**Records for the exercise:**
┌──
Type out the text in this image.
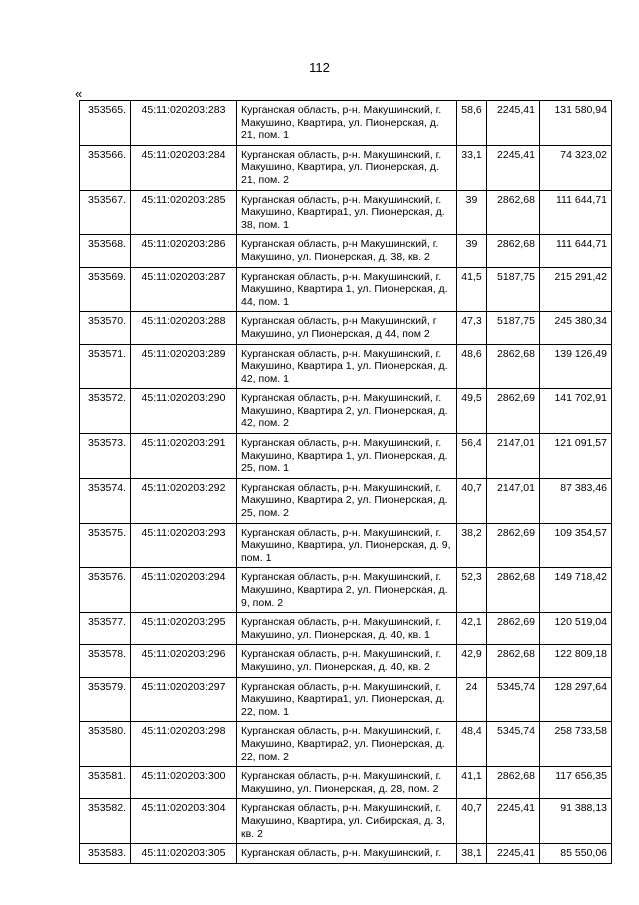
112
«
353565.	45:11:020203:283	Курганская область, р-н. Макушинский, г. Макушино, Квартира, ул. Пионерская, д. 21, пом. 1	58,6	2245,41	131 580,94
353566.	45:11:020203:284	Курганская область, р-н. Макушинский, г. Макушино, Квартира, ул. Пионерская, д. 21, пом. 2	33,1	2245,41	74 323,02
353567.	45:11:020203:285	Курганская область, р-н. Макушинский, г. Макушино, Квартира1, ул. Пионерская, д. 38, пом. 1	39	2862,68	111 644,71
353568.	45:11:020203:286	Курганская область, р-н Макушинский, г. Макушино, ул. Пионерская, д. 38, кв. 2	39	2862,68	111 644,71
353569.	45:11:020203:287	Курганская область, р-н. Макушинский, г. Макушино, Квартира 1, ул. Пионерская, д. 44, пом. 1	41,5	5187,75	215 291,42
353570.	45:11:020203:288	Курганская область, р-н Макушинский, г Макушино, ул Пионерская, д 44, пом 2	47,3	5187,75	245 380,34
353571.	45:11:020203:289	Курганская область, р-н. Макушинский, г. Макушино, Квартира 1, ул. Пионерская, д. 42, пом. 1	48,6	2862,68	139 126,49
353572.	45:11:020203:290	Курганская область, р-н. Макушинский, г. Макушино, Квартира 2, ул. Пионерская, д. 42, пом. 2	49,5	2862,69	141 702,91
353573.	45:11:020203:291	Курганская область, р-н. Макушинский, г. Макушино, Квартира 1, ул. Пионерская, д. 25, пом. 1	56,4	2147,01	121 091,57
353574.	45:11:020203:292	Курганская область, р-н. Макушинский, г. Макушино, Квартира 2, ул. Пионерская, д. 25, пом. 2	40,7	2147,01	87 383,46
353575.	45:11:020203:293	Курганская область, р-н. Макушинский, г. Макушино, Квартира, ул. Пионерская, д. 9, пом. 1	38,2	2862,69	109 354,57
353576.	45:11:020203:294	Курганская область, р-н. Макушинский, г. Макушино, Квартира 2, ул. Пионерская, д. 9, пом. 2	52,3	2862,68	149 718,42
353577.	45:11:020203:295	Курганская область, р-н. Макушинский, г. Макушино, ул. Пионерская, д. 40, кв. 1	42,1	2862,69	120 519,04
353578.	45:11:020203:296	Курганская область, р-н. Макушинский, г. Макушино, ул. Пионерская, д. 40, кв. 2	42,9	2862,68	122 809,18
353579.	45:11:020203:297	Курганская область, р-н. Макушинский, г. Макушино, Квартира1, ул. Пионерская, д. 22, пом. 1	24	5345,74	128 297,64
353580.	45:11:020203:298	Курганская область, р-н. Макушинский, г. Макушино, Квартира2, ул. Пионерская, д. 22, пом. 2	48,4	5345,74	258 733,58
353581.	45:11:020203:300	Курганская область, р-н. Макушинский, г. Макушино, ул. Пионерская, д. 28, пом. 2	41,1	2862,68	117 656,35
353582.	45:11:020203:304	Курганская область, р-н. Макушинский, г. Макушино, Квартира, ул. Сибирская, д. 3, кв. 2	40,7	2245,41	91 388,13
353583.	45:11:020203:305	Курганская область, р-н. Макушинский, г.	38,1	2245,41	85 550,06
└──
┌──
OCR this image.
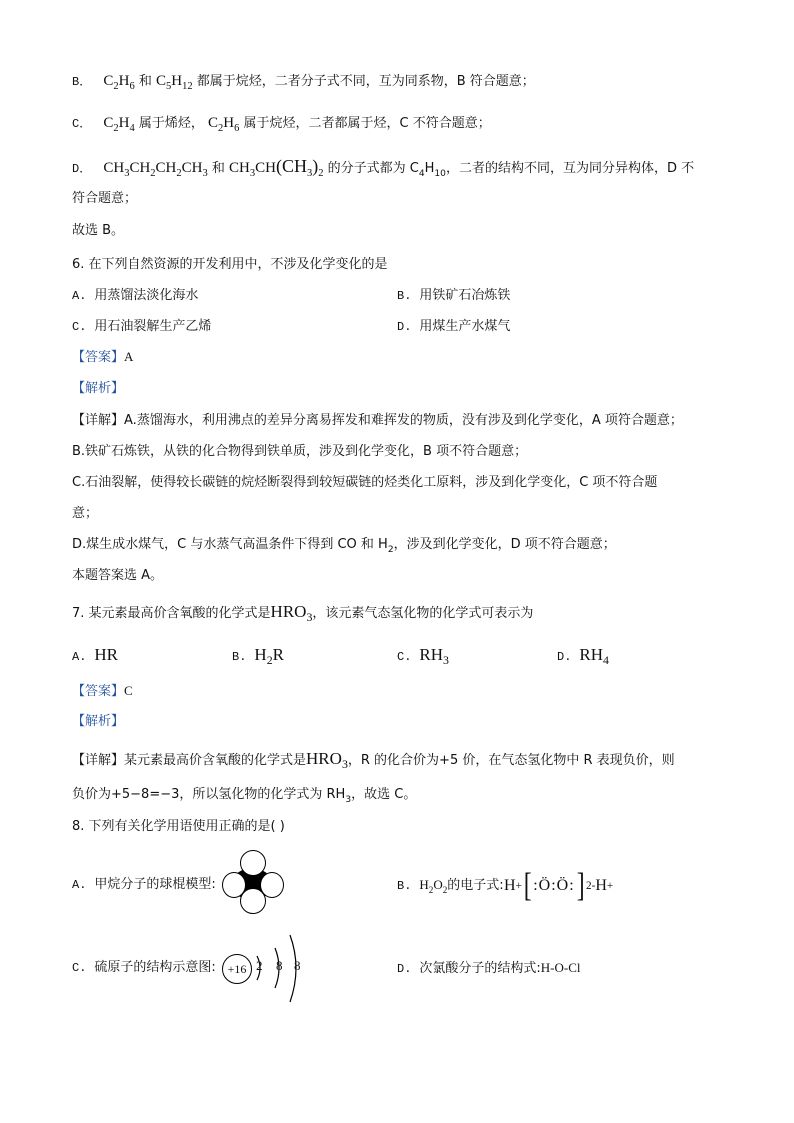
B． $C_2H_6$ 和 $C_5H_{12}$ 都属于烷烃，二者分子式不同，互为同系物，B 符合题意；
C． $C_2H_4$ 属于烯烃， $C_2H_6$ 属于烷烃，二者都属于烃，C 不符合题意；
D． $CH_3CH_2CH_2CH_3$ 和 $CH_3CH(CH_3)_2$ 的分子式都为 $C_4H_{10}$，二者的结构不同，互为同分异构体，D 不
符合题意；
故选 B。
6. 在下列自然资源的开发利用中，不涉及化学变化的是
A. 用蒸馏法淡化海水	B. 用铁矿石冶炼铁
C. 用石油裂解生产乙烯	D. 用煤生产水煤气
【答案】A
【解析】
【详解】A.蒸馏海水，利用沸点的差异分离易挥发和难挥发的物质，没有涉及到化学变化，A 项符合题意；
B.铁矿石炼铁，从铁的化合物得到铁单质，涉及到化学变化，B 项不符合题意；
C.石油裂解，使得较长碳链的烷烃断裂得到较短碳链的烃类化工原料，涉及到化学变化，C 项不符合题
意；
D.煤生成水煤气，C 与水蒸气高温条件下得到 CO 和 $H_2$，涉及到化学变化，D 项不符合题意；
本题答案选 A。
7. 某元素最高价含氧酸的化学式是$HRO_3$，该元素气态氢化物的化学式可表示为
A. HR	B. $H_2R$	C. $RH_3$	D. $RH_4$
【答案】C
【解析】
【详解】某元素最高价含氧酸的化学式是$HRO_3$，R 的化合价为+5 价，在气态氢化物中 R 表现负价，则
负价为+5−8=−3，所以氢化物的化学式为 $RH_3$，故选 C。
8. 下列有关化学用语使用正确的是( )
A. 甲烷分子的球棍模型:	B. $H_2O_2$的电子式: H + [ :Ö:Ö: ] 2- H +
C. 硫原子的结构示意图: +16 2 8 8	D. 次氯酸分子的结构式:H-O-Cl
└──
**Aim:** Extract every line above containing the word "image".

**Exercise result:**
Type out the text in this image.
OCR this image.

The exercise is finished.